**Figure dataset records**
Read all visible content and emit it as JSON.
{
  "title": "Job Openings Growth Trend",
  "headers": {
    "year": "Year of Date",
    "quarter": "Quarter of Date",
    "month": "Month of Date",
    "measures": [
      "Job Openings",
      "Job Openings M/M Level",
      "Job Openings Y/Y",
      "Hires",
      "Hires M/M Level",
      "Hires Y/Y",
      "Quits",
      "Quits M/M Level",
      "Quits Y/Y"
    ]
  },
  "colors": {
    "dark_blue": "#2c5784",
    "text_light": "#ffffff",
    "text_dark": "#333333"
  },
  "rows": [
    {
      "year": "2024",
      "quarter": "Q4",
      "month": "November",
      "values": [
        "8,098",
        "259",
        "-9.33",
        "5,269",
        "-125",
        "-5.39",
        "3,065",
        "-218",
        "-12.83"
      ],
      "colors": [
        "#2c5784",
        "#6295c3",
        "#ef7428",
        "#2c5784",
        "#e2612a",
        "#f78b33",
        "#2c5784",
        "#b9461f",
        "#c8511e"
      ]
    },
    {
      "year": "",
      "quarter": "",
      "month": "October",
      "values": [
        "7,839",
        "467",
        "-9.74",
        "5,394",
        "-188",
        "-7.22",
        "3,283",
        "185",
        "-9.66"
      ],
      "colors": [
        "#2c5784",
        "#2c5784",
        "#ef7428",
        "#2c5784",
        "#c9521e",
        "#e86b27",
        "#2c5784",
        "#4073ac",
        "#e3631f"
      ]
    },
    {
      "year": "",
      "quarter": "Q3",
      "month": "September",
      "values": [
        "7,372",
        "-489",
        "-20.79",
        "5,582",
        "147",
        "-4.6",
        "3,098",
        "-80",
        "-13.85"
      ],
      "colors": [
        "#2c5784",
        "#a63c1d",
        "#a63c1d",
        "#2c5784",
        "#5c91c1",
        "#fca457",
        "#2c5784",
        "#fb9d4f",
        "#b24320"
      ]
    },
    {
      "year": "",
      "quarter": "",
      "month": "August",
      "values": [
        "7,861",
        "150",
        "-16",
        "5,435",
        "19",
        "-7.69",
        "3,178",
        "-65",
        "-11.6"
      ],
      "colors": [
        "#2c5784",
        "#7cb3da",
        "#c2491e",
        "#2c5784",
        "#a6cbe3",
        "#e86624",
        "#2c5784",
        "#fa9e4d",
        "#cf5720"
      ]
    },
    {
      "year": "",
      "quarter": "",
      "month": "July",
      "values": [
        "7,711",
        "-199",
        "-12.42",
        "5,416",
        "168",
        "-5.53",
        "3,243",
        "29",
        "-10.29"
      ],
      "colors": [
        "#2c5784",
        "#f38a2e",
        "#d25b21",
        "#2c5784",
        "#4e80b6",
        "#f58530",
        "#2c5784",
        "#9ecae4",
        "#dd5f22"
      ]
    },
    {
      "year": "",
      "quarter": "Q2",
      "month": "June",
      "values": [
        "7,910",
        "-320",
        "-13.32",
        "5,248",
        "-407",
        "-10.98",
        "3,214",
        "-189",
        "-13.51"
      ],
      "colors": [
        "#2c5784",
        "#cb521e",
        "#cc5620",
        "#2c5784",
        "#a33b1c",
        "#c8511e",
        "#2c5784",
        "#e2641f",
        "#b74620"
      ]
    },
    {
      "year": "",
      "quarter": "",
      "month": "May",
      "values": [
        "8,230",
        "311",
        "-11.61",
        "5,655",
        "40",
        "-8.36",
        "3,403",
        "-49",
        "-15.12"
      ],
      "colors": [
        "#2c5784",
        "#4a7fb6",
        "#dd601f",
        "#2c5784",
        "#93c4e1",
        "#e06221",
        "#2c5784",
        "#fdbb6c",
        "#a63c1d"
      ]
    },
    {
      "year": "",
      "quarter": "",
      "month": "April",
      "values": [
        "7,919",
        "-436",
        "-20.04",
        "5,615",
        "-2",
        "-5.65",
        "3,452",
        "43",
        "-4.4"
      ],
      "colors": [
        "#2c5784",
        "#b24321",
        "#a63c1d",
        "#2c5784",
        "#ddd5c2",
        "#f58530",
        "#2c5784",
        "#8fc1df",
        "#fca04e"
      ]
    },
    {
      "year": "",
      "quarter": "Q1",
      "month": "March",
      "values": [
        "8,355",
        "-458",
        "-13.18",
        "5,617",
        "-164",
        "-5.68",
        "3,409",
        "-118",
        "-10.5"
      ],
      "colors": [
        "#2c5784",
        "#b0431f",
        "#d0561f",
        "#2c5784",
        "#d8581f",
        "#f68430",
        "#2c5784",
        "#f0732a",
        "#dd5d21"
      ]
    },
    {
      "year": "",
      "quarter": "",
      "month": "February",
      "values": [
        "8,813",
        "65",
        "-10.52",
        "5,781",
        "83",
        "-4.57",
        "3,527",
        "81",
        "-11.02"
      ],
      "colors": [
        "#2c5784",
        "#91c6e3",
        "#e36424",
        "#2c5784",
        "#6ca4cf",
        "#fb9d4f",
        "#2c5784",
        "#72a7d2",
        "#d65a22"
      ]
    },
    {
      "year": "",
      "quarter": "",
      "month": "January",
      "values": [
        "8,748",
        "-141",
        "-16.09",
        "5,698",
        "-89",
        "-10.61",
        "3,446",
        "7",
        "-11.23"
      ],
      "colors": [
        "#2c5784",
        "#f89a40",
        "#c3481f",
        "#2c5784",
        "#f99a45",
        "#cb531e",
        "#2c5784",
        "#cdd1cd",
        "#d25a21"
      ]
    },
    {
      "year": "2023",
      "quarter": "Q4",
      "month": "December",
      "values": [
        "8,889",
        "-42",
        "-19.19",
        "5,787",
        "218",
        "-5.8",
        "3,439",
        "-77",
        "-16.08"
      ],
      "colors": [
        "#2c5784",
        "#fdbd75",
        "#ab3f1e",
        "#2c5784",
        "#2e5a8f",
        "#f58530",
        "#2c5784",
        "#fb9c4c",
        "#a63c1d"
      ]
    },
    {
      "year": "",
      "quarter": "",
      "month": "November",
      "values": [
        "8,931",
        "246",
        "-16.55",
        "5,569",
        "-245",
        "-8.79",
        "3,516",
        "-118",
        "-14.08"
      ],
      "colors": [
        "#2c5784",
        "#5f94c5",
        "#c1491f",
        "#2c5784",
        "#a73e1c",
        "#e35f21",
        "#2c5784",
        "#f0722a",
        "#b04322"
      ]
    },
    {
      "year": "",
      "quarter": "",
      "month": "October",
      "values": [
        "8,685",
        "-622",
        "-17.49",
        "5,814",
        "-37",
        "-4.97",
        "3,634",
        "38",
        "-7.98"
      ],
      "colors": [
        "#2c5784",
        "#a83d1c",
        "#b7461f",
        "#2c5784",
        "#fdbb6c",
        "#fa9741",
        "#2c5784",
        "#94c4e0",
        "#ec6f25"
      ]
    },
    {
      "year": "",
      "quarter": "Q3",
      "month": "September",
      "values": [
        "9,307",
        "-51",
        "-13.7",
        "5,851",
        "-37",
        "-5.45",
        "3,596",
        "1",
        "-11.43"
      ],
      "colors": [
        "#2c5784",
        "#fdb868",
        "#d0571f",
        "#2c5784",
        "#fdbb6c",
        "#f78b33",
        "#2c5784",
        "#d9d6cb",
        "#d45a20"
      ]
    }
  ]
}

**PROBLEM TO WORK ON**
Read through the lines above and collect those that contain the string "Openings".

**RESPONSE FOR THIS EXERCISE**
  "title": "Job Openings Growth Trend",
      "Job Openings",
      "Job Openings M/M Level",
      "Job Openings Y/Y",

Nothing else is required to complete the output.